REQUIREMENTS: Below are the records. List every line holding the word "selected".

SUPPLIED ENTRIES:
-=-=-=-=-

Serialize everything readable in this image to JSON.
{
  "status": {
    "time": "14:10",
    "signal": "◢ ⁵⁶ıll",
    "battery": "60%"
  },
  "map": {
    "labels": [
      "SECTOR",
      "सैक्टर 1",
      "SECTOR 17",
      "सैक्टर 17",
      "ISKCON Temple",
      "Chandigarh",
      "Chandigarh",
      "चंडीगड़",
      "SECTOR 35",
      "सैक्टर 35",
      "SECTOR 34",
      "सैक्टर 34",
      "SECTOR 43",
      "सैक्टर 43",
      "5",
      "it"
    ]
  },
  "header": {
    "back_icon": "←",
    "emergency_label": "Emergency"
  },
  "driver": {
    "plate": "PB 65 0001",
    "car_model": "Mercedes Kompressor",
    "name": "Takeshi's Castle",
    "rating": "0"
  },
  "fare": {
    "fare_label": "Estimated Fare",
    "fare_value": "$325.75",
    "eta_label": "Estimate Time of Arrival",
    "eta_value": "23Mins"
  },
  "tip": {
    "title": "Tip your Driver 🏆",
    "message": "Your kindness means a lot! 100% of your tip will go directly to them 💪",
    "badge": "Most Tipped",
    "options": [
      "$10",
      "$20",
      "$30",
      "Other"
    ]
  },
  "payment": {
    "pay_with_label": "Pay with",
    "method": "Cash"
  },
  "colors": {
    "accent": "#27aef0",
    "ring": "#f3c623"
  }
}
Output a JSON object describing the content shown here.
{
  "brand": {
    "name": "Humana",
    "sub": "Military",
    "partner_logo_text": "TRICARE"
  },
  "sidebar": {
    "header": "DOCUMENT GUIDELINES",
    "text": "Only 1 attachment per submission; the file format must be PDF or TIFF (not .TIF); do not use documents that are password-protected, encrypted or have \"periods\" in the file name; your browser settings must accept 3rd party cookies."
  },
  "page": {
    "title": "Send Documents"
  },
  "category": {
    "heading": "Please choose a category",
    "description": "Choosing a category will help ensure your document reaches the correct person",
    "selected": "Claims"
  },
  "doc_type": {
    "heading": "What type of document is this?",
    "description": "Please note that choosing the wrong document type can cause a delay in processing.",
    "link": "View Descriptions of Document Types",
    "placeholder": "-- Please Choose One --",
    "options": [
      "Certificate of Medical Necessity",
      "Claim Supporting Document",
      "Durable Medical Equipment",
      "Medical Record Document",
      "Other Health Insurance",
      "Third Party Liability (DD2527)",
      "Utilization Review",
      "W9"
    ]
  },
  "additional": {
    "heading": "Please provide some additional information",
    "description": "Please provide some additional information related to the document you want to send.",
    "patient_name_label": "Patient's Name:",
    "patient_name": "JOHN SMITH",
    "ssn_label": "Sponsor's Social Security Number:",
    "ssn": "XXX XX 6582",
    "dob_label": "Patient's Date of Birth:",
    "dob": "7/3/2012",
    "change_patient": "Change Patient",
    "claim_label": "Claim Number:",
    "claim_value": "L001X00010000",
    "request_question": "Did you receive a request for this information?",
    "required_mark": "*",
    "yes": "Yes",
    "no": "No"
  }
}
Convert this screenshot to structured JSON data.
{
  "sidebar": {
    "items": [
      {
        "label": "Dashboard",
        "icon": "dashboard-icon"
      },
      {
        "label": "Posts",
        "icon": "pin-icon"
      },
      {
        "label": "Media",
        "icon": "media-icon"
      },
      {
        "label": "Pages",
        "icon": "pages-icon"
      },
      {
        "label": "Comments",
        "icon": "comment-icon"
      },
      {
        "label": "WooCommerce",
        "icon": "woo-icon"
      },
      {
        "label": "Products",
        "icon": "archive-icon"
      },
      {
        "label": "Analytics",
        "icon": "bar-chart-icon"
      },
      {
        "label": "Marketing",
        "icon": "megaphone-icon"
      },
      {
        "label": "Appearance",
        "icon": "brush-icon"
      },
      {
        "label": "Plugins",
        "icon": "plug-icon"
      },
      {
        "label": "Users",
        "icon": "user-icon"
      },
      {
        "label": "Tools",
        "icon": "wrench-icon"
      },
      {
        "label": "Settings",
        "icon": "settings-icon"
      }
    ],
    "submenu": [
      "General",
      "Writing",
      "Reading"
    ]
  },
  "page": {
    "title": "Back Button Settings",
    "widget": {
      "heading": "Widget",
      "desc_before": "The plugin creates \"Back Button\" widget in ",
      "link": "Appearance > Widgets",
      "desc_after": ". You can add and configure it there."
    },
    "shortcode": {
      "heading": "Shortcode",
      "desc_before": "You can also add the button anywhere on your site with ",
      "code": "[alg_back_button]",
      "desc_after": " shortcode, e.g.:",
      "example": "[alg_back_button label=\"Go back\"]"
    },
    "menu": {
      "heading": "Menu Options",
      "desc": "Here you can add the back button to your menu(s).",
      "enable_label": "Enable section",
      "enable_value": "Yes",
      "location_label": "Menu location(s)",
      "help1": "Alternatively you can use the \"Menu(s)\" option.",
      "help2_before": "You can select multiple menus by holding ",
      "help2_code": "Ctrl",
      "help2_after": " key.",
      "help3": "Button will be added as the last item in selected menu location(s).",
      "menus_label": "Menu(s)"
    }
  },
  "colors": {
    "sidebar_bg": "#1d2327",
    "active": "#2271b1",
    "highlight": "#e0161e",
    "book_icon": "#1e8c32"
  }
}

-=-=-=-=-

SOLVED EXERCISE:
    "selected": "Claims"
      "help3": "Button will be added as the last item in selected menu location(s).",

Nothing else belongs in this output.